### Extracted information
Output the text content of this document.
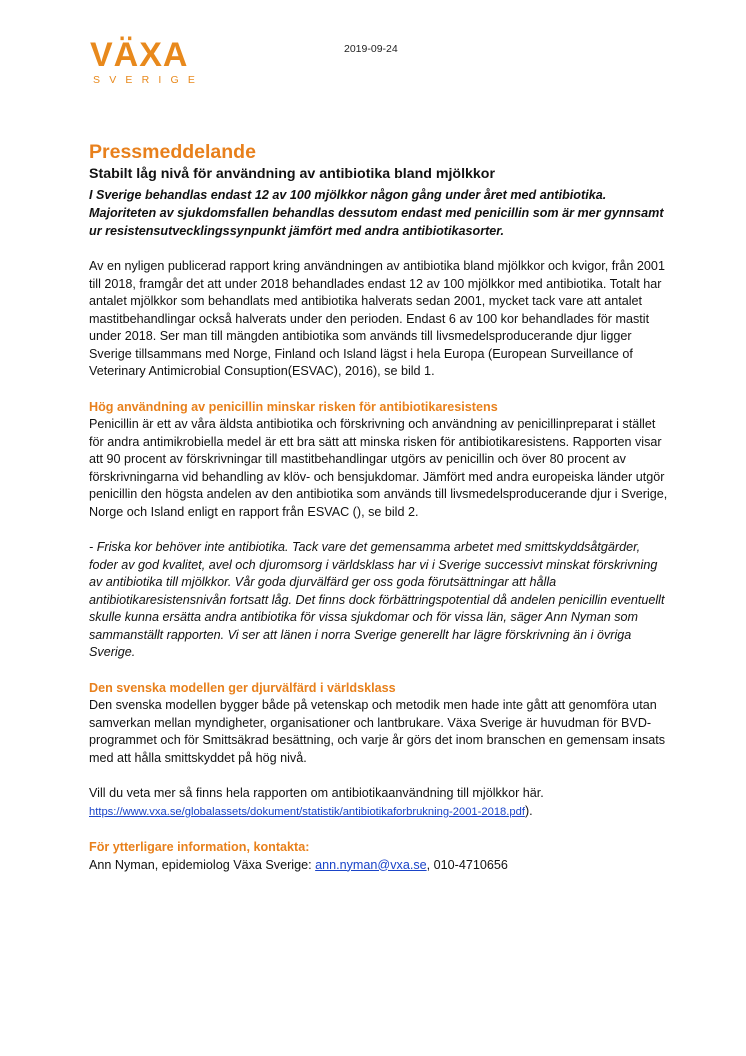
VÄXA
SVERIGE
2019-09-24
Pressmeddelande

Stabilt låg nivå för användning av antibiotika bland mjölkkor

I Sverige behandlas endast 12 av 100 mjölkkor någon gång under året med antibiotika. Majoriteten av sjukdomsfallen behandlas dessutom endast med penicillin som är mer gynnsamt ur resistensutvecklingssynpunkt jämfört med andra antibiotikasorter.

Av en nyligen publicerad rapport kring användningen av antibiotika bland mjölkkor och kvigor, från 2001 till 2018, framgår det att under 2018 behandlades endast 12 av 100 mjölkkor med antibiotika. Totalt har antalet mjölkkor som behandlats med antibiotika halverats sedan 2001, mycket tack vare att antalet mastitbehandlingar också halverats under den perioden. Endast 6 av 100 kor behandlades för mastit under 2018. Ser man till mängden antibiotika som används till livsmedelsproducerande djur ligger Sverige tillsammans med Norge, Finland och Island lägst i hela Europa (European Surveillance of Veterinary Antimicrobial Consuption(ESVAC), 2016), se bild 1.

Hög användning av penicillin minskar risken för antibiotikaresistens

Penicillin är ett av våra äldsta antibiotika och förskrivning och användning av penicillinpreparat i stället för andra antimikrobiella medel är ett bra sätt att minska risken för antibiotikaresistens. Rapporten visar att 90 procent av förskrivningar till mastitbehandlingar utgörs av penicillin och över 80 procent av förskrivningarna vid behandling av klöv- och bensjukdomar. Jämfört med andra europeiska länder utgör penicillin den högsta andelen av den antibiotika som används till livsmedelsproducerande djur i Sverige, Norge och Island enligt en rapport från ESVAC (), se bild 2.

- Friska kor behöver inte antibiotika. Tack vare det gemensamma arbetet med smittskyddsåtgärder, foder av god kvalitet, avel och djuromsorg i världsklass har vi i Sverige successivt minskat förskrivning av antibiotika till mjölkkor. Vår goda djurvälfärd ger oss goda förutsättningar att hålla antibiotikaresistensnivån fortsatt låg. Det finns dock förbättringspotential då andelen penicillin eventuellt skulle kunna ersätta andra antibiotika för vissa sjukdomar och för vissa län, säger Ann Nyman som sammanställt rapporten. Vi ser att länen i norra Sverige generellt har lägre förskrivning än i övriga Sverige.

Den svenska modellen ger djurvälfärd i världsklass

Den svenska modellen bygger både på vetenskap och metodik men hade inte gått att genomföra utan samverkan mellan myndigheter, organisationer och lantbrukare. Växa Sverige är huvudman för BVD-programmet och för Smittsäkrad besättning, och varje år görs det inom branschen en gemensam insats med att hålla smittskyddet på hög nivå.

Vill du veta mer så finns hela rapporten om antibiotikaanvändning till mjölkkor här.
https://www.vxa.se/globalassets/dokument/statistik/antibiotikaforbrukning-2001-2018.pdf).

För ytterligare information, kontakta:

Ann Nyman, epidemiolog Växa Sverige: ann.nyman@vxa.se, 010-4710656
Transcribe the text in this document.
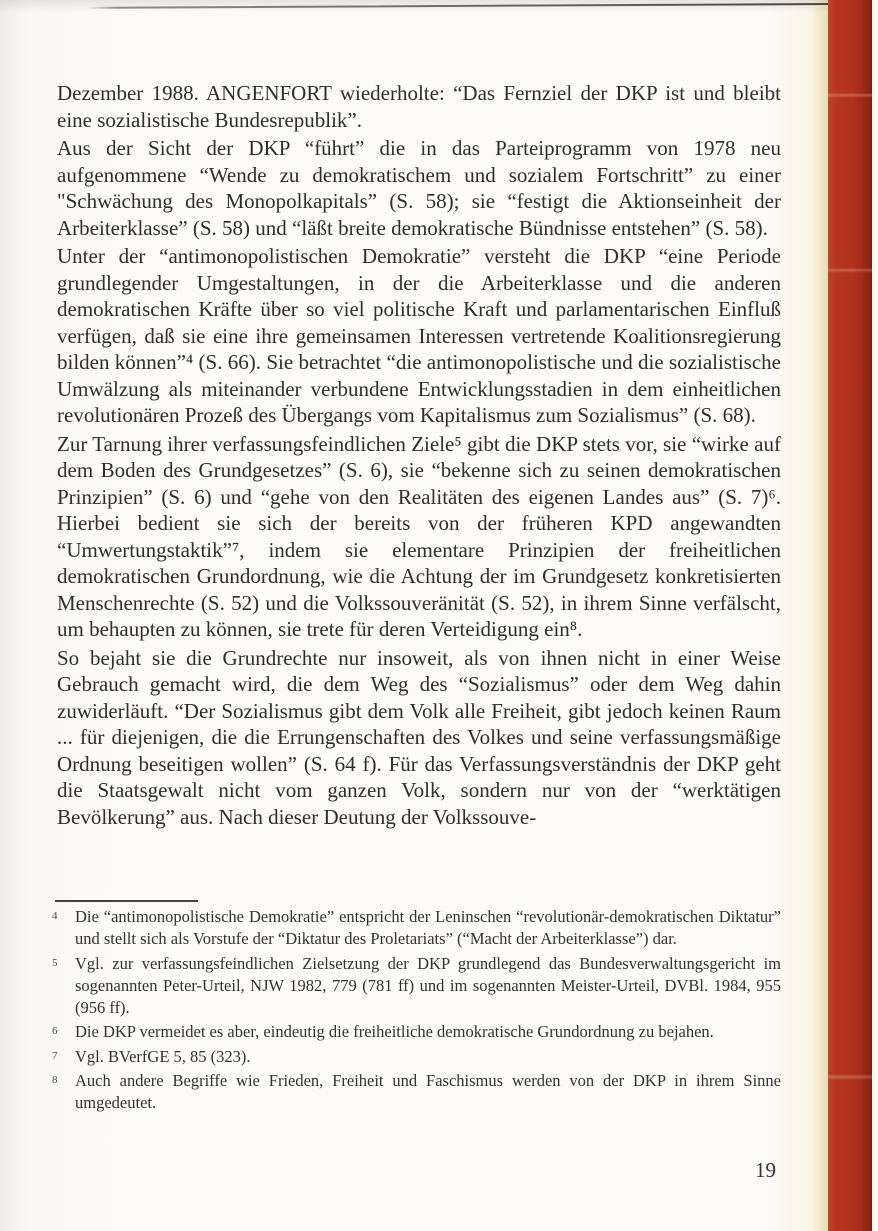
Dezember 1988. ANGENFORT wiederholte: “Das Fernziel der DKP ist und bleibt eine sozialistische Bundesrepublik”.

Aus der Sicht der DKP “führt” die in das Parteiprogramm von 1978 neu aufgenommene “Wende zu demokratischem und sozialem Fortschritt” zu einer "Schwächung des Monopolkapitals” (S. 58); sie “festigt die Aktionseinheit der Arbeiterklasse” (S. 58) und “läßt breite demokratische Bündnisse entstehen” (S. 58).

Unter der “antimonopolistischen Demokratie” versteht die DKP “eine Periode grundlegender Umgestaltungen, in der die Arbeiterklasse und die anderen demokratischen Kräfte über so viel politische Kraft und parlamentarischen Einfluß verfügen, daß sie eine ihre gemeinsamen Interessen vertretende Koalitionsregierung bilden können”⁴ (S. 66). Sie betrachtet “die antimonopolistische und die sozialistische Umwälzung als miteinander verbundene Entwicklungsstadien in dem einheitlichen revolutionären Prozeß des Übergangs vom Kapitalismus zum Sozialismus” (S. 68).

Zur Tarnung ihrer verfassungsfeindlichen Ziele⁵ gibt die DKP stets vor, sie “wirke auf dem Boden des Grundgesetzes” (S. 6), sie “bekenne sich zu seinen demokratischen Prinzipien” (S. 6) und “gehe von den Realitäten des eigenen Landes aus” (S. 7)⁶. Hierbei bedient sie sich der bereits von der früheren KPD angewandten “Umwertungstaktik”⁷, indem sie elementare Prinzipien der freiheitlichen demokratischen Grundordnung, wie die Achtung der im Grundgesetz konkretisierten Menschenrechte (S. 52) und die Volkssouveränität (S. 52), in ihrem Sinne verfälscht, um behaupten zu können, sie trete für deren Verteidigung ein⁸.

So bejaht sie die Grundrechte nur insoweit, als von ihnen nicht in einer Weise Gebrauch gemacht wird, die dem Weg des “Sozialismus” oder dem Weg dahin zuwiderläuft. “Der Sozialismus gibt dem Volk alle Freiheit, gibt jedoch keinen Raum ... für diejenigen, die die Errungenschaften des Volkes und seine verfassungsmäßige Ordnung beseitigen wollen” (S. 64 f). Für das Verfassungsverständnis der DKP geht die Staatsgewalt nicht vom ganzen Volk, sondern nur von der “werktätigen Bevölkerung” aus. Nach dieser Deutung der Volkssouve-

4	Die “antimonopolistische Demokratie” entspricht der Leninschen “revolutionär-demokratischen Diktatur” und stellt sich als Vorstufe der “Diktatur des Proletariats” (“Macht der Arbeiterklasse”) dar.
5	Vgl. zur verfassungsfeindlichen Zielsetzung der DKP grundlegend das Bundesverwaltungsgericht im sogenannten Peter-Urteil, NJW 1982, 779 (781 ff) und im sogenannten Meister-Urteil, DVBl. 1984, 955 (956 ff).
6	Die DKP vermeidet es aber, eindeutig die freiheitliche demokratische Grundordnung zu bejahen.
7	Vgl. BVerfGE 5, 85 (323).
8	Auch andere Begriffe wie Frieden, Freiheit und Faschismus werden von der DKP in ihrem Sinne umgedeutet.
19
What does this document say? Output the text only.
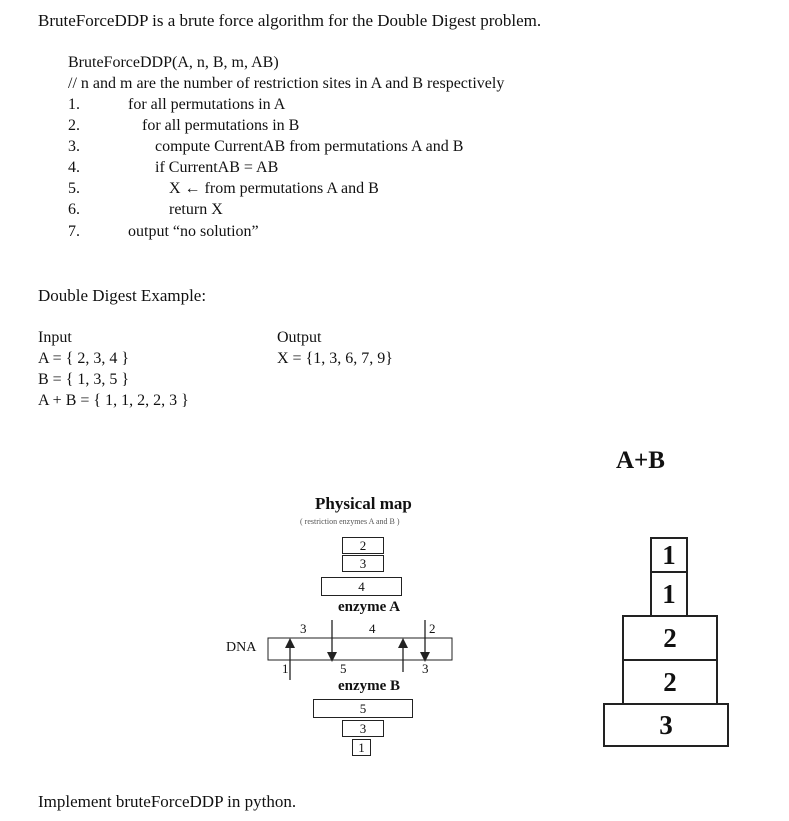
BruteForceDDP is a brute force algorithm for the Double Digest problem.
BruteForceDDP(A, n, B, m, AB)
// n and m are the number of restriction sites in A and B respectively
1.	for all permutations in A
2.	for all permutations in B
3.	compute CurrentAB from permutations A and B
4.	if CurrentAB = AB
5.	X ← from permutations A and B
6.	return X
7.	output “no solution”
Double Digest Example:
Input
A = { 2, 3, 4 }
B = { 1, 3, 5 }
A + B = { 1, 1, 2, 2, 3 }
Output
X = {1, 3, 6, 7, 9}
Physical map
( restriction enzymes A and B )
2
3
4
enzyme A
3	4	2
DNA
1	5	3
enzyme B
5
3
1
A+B
1
1
2
2
3
Implement bruteForceDDP in python.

### About this exercise
Each line from the one that contains "What does this" to the end of the listing must be quoted exactly; no other line and no picture belongs in the copy.

### Result for this task
What does this document say? Output the text only.
BruteForceDDP is a brute force algorithm for the Double Digest problem.
BruteForceDDP(A, n, B, m, AB)
// n and m are the number of restriction sites in A and B respectively
1.	for all permutations in A
2.	for all permutations in B
3.	compute CurrentAB from permutations A and B
4.	if CurrentAB = AB
5.	X ← from permutations A and B
6.	return X
7.	output “no solution”
Double Digest Example:
Input
A = { 2, 3, 4 }
B = { 1, 3, 5 }
A + B = { 1, 1, 2, 2, 3 }
Output
X = {1, 3, 6, 7, 9}
Physical map
( restriction enzymes A and B )
2
3
4
enzyme A
3	4	2
DNA
1	5	3
enzyme B
5
3
1
A+B
1
1
2
2
3
Implement bruteForceDDP in python.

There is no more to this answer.